- _STATED GOAL_: Using the records below, locate all lines containing "screenshot" and return them.

* begin *

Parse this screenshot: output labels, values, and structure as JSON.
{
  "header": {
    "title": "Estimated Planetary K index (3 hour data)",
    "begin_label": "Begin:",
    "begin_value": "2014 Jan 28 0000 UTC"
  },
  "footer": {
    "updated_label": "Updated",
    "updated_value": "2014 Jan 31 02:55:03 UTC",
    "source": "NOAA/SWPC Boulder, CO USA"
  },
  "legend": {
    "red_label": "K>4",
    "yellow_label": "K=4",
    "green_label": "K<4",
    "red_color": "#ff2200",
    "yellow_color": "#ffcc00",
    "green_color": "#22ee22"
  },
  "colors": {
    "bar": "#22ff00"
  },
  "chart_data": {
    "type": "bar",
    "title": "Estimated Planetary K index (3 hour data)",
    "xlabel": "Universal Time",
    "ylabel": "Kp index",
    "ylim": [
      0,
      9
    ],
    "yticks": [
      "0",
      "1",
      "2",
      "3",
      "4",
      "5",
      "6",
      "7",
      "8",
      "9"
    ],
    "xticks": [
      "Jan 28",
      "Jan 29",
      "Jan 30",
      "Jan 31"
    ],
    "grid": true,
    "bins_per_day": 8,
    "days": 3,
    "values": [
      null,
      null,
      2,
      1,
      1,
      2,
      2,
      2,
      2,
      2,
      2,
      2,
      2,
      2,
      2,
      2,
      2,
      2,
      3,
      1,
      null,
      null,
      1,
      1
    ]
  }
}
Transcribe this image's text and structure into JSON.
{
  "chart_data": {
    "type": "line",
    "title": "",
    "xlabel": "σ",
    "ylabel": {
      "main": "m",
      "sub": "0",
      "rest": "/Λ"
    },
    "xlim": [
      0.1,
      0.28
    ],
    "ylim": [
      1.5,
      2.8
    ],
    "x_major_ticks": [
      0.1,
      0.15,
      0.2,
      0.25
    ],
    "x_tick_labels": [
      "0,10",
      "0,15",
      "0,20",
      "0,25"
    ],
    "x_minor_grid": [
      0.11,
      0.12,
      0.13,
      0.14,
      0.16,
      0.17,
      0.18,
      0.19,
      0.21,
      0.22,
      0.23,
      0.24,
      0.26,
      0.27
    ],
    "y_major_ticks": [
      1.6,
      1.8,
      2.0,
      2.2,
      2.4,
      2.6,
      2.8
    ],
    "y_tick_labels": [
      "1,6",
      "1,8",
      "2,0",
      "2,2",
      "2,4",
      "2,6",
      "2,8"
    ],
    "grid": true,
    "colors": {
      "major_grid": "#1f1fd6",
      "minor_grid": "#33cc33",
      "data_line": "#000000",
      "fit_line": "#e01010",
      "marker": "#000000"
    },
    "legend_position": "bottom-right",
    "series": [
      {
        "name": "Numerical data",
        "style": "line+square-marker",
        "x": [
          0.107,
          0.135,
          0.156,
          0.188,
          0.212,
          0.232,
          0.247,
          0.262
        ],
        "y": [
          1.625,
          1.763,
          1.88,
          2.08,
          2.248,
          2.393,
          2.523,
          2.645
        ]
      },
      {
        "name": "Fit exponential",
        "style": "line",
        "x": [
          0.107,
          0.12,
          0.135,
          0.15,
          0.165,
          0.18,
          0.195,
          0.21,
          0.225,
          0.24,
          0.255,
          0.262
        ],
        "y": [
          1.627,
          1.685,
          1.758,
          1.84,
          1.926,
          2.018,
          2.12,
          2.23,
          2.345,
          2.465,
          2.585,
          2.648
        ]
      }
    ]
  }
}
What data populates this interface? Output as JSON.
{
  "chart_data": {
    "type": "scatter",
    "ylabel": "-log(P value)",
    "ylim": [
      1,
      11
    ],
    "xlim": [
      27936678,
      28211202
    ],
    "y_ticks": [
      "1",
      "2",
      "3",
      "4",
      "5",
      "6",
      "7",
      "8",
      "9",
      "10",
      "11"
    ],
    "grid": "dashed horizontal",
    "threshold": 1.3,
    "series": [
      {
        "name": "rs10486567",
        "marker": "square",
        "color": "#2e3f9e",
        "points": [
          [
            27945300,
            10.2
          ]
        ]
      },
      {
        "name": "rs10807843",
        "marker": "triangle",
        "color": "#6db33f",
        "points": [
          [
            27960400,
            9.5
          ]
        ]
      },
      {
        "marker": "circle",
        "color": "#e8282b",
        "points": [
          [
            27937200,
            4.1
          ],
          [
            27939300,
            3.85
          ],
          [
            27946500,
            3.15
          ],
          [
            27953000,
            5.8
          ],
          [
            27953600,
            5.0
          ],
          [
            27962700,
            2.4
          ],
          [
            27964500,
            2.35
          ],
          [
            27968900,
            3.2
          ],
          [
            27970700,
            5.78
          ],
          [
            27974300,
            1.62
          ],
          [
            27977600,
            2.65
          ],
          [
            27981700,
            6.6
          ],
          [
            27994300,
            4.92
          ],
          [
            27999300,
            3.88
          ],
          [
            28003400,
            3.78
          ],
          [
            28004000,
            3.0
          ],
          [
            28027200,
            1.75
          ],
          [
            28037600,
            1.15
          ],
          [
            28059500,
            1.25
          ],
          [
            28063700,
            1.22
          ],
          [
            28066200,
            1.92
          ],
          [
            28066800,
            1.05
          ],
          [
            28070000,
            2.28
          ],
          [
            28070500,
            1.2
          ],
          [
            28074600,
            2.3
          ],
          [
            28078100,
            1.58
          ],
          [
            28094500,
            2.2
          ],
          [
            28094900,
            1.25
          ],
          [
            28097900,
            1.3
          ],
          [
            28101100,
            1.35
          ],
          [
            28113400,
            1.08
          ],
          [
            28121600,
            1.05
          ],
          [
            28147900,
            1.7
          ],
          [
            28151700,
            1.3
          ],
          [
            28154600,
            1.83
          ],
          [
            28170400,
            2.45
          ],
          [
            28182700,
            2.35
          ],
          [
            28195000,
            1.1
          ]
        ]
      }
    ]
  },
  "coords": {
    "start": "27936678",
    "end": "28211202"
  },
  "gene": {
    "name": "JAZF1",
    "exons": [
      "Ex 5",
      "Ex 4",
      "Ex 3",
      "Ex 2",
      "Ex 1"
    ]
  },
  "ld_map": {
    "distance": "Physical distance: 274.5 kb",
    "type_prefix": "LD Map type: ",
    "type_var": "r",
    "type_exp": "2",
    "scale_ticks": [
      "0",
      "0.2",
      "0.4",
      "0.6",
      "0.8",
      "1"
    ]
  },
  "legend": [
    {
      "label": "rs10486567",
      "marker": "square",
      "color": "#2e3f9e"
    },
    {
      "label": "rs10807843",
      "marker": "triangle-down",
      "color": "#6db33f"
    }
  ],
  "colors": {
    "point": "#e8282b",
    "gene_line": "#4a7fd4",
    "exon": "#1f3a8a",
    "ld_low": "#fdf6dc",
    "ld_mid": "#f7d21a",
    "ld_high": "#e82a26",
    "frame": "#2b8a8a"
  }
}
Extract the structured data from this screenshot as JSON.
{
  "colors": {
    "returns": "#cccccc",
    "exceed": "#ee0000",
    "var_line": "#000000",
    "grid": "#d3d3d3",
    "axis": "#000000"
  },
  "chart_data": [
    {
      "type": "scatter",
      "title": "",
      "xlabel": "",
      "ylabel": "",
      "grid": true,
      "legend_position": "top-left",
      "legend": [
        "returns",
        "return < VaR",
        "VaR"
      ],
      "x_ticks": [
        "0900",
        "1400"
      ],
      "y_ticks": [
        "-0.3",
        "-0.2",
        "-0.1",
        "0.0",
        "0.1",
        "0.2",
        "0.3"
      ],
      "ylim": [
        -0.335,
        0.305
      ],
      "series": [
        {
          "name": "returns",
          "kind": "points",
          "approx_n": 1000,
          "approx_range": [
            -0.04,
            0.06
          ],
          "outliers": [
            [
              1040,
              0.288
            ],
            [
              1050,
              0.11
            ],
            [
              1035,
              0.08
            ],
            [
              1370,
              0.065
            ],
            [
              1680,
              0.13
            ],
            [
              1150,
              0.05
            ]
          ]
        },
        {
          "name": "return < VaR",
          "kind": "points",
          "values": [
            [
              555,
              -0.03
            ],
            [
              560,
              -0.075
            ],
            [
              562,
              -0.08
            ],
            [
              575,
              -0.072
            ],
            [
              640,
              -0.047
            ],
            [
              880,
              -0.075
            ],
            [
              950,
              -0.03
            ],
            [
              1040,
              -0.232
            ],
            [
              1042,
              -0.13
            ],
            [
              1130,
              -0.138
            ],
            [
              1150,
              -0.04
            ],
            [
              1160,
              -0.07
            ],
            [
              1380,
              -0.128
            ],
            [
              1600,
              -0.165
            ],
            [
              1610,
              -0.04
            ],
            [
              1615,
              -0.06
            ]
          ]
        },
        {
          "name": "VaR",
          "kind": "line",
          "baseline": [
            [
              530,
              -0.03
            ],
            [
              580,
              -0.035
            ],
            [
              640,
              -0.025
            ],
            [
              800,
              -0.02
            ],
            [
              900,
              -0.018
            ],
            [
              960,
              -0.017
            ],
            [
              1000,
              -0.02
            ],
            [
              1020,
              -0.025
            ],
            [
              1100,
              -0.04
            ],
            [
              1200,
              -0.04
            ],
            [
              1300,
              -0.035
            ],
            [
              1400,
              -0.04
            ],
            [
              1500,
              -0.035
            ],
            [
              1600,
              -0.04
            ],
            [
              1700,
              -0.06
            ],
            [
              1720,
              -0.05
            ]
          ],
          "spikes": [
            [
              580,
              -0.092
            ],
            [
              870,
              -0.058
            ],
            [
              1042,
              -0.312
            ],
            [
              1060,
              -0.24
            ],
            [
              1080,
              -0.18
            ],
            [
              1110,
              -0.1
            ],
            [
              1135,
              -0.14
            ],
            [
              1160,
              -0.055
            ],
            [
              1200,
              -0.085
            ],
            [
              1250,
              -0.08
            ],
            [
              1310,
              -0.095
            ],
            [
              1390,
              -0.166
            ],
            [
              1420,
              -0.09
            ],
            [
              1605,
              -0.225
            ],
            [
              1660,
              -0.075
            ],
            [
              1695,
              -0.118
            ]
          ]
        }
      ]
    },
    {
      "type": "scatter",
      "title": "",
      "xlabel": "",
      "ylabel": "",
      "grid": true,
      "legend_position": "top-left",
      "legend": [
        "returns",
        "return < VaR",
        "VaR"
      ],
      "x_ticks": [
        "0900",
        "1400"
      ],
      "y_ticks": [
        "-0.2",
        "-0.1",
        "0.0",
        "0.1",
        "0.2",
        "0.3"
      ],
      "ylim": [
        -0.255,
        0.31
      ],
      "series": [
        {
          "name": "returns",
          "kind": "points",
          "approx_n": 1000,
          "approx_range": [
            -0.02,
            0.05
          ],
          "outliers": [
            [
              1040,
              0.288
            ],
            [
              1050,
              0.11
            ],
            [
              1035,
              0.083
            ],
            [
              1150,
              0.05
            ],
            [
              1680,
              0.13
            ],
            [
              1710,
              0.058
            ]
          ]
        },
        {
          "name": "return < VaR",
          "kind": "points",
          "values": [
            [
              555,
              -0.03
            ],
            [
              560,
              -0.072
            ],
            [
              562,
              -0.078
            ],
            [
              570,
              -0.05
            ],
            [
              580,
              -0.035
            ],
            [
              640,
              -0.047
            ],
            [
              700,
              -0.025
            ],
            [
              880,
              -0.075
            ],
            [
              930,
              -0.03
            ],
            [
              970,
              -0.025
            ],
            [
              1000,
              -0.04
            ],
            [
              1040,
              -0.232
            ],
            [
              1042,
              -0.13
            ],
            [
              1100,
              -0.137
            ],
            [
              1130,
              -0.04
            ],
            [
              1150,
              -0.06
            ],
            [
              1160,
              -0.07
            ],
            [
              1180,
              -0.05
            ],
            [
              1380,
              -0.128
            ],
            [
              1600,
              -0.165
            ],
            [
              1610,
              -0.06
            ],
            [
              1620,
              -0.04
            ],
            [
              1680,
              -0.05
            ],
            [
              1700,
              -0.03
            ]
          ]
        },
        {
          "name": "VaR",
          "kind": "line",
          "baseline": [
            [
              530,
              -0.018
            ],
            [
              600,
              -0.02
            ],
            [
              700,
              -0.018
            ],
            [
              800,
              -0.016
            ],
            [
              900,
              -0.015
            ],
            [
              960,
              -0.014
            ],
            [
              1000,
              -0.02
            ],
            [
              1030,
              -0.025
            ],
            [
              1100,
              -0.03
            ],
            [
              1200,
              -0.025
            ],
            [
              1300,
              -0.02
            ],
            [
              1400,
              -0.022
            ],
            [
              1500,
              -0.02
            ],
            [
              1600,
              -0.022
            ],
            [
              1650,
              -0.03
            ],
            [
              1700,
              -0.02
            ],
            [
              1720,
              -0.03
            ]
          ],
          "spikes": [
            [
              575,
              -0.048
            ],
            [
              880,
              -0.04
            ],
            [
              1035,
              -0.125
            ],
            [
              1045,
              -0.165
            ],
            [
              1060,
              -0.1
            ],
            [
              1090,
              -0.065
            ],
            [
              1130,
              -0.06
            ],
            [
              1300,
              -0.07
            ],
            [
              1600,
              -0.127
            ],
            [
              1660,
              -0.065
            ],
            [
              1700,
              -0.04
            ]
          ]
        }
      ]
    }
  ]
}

* end *

- _CORRECT RESULT_:
Parse this screenshot: output labels, values, and structure as JSON.
Extract the structured data from this screenshot as JSON.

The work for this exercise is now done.